> Task to complete
Show every line in the entries below where the word "povezujete" appears.

(Data listing)
........

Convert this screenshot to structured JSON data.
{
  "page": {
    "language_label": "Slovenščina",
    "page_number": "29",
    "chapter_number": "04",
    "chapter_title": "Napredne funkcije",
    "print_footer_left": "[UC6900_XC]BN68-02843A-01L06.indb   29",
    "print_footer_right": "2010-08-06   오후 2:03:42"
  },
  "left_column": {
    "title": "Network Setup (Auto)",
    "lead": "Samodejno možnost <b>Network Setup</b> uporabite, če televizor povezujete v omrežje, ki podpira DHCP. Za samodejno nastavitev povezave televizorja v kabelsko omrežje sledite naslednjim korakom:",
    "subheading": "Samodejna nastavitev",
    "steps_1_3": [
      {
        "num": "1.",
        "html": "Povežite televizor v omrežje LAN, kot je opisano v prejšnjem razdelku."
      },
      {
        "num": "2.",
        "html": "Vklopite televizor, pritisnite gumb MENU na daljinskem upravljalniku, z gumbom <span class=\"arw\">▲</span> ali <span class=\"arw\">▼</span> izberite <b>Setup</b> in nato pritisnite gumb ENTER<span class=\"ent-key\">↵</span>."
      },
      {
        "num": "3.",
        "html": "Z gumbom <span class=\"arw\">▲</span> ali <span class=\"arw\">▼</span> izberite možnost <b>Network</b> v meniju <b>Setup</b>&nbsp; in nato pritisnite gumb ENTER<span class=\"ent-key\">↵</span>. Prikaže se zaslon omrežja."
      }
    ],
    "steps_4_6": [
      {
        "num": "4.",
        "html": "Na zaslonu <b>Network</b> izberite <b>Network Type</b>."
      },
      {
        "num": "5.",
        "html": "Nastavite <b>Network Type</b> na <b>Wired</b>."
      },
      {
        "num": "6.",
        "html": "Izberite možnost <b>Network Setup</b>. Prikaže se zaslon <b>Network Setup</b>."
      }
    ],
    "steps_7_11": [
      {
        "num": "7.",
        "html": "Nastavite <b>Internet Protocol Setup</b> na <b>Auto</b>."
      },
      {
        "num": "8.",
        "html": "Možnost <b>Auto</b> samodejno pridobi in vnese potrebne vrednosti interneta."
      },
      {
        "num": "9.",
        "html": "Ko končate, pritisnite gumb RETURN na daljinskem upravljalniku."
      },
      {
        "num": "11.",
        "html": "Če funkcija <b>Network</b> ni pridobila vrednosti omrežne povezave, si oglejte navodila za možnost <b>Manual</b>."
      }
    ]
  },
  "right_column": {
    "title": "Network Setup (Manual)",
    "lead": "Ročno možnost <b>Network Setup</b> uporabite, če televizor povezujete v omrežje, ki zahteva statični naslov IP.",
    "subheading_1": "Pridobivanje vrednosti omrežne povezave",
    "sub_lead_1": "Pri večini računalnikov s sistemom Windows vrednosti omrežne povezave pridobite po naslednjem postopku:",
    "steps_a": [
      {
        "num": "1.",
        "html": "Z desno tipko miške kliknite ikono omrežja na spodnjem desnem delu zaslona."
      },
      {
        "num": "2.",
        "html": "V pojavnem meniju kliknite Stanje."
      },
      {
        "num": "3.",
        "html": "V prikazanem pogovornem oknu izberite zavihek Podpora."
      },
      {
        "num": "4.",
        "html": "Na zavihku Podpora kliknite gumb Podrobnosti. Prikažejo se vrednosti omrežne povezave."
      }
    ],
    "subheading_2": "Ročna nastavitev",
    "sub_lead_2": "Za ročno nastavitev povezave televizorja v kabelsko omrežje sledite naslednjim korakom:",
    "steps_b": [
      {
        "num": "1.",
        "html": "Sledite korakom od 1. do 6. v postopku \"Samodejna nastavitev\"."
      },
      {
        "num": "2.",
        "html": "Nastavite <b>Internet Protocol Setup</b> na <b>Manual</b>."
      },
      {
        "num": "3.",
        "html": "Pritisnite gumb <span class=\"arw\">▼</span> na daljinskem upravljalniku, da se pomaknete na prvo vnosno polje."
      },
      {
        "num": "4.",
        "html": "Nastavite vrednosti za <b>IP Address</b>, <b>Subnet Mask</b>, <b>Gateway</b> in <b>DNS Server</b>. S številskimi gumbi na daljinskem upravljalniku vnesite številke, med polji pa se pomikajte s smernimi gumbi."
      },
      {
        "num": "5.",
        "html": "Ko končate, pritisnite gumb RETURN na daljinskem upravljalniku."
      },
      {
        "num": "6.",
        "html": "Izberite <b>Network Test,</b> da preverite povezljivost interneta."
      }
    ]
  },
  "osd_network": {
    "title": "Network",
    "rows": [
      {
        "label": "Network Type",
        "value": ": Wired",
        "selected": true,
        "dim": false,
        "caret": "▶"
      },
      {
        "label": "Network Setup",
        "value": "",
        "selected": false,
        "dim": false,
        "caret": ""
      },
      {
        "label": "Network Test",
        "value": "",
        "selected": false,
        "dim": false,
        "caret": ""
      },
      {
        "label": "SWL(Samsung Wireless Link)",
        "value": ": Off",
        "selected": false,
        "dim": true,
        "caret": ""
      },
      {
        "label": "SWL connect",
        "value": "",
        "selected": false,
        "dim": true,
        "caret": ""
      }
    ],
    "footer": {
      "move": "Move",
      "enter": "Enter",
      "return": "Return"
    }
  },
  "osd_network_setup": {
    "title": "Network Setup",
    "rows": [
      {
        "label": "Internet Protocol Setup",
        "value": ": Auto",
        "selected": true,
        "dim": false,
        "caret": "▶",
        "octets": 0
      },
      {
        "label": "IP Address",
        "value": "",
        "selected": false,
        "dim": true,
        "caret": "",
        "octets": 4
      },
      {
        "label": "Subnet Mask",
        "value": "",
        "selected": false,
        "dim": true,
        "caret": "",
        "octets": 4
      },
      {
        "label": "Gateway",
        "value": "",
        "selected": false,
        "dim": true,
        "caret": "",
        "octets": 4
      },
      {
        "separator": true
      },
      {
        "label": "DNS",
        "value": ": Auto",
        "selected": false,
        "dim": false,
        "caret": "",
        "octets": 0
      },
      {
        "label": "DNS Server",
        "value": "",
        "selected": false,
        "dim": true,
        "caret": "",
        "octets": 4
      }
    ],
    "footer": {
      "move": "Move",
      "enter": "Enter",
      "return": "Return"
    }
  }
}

........

> Output of the exercise
    "lead": "Samodejno možnost <b>Network Setup</b> uporabite, če televizor povezujete v omrežje, ki podpira DHCP. Za samodejno nastavitev povezave televizorja v kabelsko omrežje sledite naslednjim korakom:",
    "lead": "Ročno možnost <b>Network Setup</b> uporabite, če televizor povezujete v omrežje, ki zahteva statični naslov IP.",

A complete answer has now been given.